EXERCISE PROMPT » Please carry the post on augmented reality design for regional university learning centers further, starting right after its final sentence.

PAGE EXTRACT »
::::

Sign at University of Dar es Salaam Library
Sign at University of Dar es Salaam Library

Audio landscapes along with imagery help visualize the local context of a design project.

I am in the midst of a course on mobile learning management and I thought that one of the solutions (assignments) that I submitted for the course might be applicable to others out there so here you have it. Basically this involves developing an augmented reality design scenario for students. The background task (which I chose) was to develop learning centers for a hybrid university predominantly existing online, but with regional leaning centers scaled throughout the country in question. Each regional learning center should be contextual to the location in question, yet maintain branded elements (and an overall branded aesthetic) of the overall university. A challenging micro/macro project, for sure, but one that can be accomplished, I think, through some off-the shelf augmented reality technology, a mobile phone or tablet with a microphone, camera, and video recording capabilities, and some sketching application.

Design an augmented reality (AR) scenario

In keeping with the provided example of using AR technology to improve school design to reflect modern educational practices and contextual concerns, I look to a similar example at a new hybrid university with both online and face to face components. In this example, the university is attempting to place the majority of the instructional and reflective activity online while developing face to face models that stress collaboration, consultation, and overall networking. So students perform the vast majority of their work online while meeting at regular intervals face to face at centers scattered throughout the country to foster collaboration, consultation (how accurate is the students’ work), and community building and ideally spurring further reflection.

As such these centers would be designed not to reflect 20th century educational practices, but serve as community centers where students rally around their academic community. Therefore, it is imperative that each center be highly contextual to the surrounding environment. It needs to be inviting, socially designed, capable of performing the educational tasks it has been assigned, and aware of its surrounding sensory elements (audio, imagery, urban vs. rural, ambient elements). AR technology could exist in this design and further it could be a collaborative student/designer-driven learning experiment.

::::

Document layout recognition data:
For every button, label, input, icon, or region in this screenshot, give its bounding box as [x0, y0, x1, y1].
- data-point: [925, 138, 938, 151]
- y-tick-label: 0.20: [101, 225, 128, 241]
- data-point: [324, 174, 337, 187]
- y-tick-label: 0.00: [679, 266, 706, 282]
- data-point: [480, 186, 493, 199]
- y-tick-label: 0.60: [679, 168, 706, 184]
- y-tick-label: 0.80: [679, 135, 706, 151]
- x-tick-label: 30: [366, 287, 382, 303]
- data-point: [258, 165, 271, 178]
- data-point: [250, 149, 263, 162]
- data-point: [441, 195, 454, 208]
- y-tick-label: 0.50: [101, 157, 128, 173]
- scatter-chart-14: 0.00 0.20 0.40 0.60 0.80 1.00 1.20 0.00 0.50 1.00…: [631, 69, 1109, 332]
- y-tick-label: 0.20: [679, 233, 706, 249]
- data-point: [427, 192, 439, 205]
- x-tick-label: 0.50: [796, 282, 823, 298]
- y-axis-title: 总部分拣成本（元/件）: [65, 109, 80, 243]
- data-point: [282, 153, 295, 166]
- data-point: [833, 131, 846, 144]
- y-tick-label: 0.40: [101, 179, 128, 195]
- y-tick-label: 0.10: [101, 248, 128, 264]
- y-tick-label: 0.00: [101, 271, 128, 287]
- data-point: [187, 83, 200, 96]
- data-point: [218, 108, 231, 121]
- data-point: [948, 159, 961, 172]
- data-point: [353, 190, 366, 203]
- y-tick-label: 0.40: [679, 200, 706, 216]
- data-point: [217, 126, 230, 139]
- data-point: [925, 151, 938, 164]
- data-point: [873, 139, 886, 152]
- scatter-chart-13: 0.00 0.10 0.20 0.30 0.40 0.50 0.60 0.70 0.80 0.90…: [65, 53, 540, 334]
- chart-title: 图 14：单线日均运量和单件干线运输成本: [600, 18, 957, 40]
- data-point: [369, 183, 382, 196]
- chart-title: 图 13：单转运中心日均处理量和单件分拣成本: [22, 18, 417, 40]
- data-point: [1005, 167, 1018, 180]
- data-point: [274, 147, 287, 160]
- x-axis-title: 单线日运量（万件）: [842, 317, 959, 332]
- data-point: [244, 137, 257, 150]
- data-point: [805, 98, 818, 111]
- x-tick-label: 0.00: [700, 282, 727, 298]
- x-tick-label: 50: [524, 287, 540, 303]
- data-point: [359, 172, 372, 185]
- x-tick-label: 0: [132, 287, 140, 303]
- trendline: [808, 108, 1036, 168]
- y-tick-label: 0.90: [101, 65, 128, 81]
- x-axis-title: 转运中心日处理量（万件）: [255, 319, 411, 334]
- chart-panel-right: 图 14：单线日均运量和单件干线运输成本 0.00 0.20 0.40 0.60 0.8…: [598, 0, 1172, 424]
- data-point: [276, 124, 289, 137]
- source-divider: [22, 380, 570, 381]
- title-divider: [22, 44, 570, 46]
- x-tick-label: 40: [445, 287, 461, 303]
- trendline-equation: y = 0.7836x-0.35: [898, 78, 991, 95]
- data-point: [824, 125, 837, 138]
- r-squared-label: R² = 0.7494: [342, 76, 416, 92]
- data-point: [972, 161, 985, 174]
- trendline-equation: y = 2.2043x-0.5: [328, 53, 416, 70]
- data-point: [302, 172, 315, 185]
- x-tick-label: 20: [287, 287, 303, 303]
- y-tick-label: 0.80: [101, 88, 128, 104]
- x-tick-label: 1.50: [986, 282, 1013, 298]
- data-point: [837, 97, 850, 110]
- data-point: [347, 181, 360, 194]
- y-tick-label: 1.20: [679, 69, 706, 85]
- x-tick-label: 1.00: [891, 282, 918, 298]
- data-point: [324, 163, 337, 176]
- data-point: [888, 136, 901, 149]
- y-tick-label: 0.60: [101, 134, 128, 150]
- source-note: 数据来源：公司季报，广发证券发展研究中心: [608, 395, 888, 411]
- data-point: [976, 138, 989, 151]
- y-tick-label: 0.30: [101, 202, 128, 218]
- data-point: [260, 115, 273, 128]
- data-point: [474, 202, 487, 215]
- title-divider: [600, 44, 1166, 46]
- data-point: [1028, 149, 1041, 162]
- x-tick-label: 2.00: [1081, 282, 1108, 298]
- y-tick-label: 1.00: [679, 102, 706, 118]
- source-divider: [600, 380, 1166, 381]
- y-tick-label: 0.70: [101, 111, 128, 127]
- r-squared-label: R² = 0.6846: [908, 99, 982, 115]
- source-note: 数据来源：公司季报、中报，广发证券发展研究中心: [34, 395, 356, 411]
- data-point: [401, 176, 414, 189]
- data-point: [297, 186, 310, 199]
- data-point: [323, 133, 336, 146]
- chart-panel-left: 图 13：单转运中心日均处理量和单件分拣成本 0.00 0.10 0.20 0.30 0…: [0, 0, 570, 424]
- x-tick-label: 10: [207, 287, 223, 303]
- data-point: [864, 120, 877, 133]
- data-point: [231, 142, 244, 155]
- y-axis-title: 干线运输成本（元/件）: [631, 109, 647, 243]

::::

ANSWER FOR THE TASK »
Cairo University with some preliminary sketches and notes

Task

  1. Design team interviews proposed students and faculty to determine needs for centers. In these interviews, students are asked about their studying process and workflows.
  2. Overall team compiles needs and develops outline of proposed design and models this using Google Sketchup. These outline designs are to be kept visually to basic designs reflecting required functions of the academic community working in them. These designs are made available using mobile technology (using AutoCAD, Google,  http://www.3don.co.uk/ or a similar service)
  3. Three teams travel to three proposed location centers (one each) in City A, City B, City C, all three large urban centers with dramatically different demographics (in terms of cultural influence, climate, religious or ethnic composition, etc.). Teams explore proposed site, capture multimedia of the location. This multimedia would include the following:
    1. audio: recording ambient sounds from each corner of the proposed site and the major approaches (to simulate student approaches to the center)
    2. video: recording the approaches and the site itself (specifically surrounding buildings)
    3. imagery: teams record local signs, colors, buildings, vegetation, and roads
    4. audio from interviews with local shopkeepers, police officers, citizens to determine their understanding of what the center will be
  4. Additionally, design teams research historical imagery from the location and upload that to Historypin (or Wikitude or Layar) to present the historical evolution of the location.
  5. Using AR applications (such as Wikitude or Layar), design teams adjust proposed design to fit local contextual environment.
  6. Teams compile their adjusted design and multimedia captures into one large 3D contextual cityscape/sitescape presenting the proposed center as a product of its contextual surroundings. This is presented to the overall design team and the new design is justified as a product of these particular contextual elements.
  7. To test the accuracy of the newly proposed design, teams rotate to a different location and use the AR to visualize the audio, imagery, and video of the proposed location in comparison to what they see and what is being proposed in the design.
  8. Overall team extracts pattern language (design patterns) from these different designs and uses this pattern language to inform the branding of the individual centers. This branding should organically emerge from the contextual elements of each center.

Academic Process Concept, by Jen Gallagher

 

By Michael Gallagher

My name is Michael Sean Gallagher. I am a Lecturer in Digital Education at the Centre for Research in Digital Education at the University of Edinburgh. I am Co-Founder and Director of Panoply Digital, a consultancy dedicated to ICT and mobile for development (M4D); we have worked with USAID, GSMA, UN Habitat, Cambridge University and more on education and development projects. I was a researcher on the Near Futures Teaching project, a project that explores how teaching at The University of Edinburgh unfold over the coming decades, as technology, social trends, patterns of mobility, new methods and new media continue to shift what it means to be at university. Previously, I was the Research Associate on the NERC, ESRC, and AHRC Global Challenges Research Fund sponsored GCRF Research for Emergency Aftershock Forecasting (REAR) project. I was an Assistant Professor at Hankuk University of Foreign Studies (한국외국어대학교) in Seoul, Korea. I have also completed a doctorate at University College London (formerly the independent Institute of Education, University of London) on mobile learning in the humanities in Korea.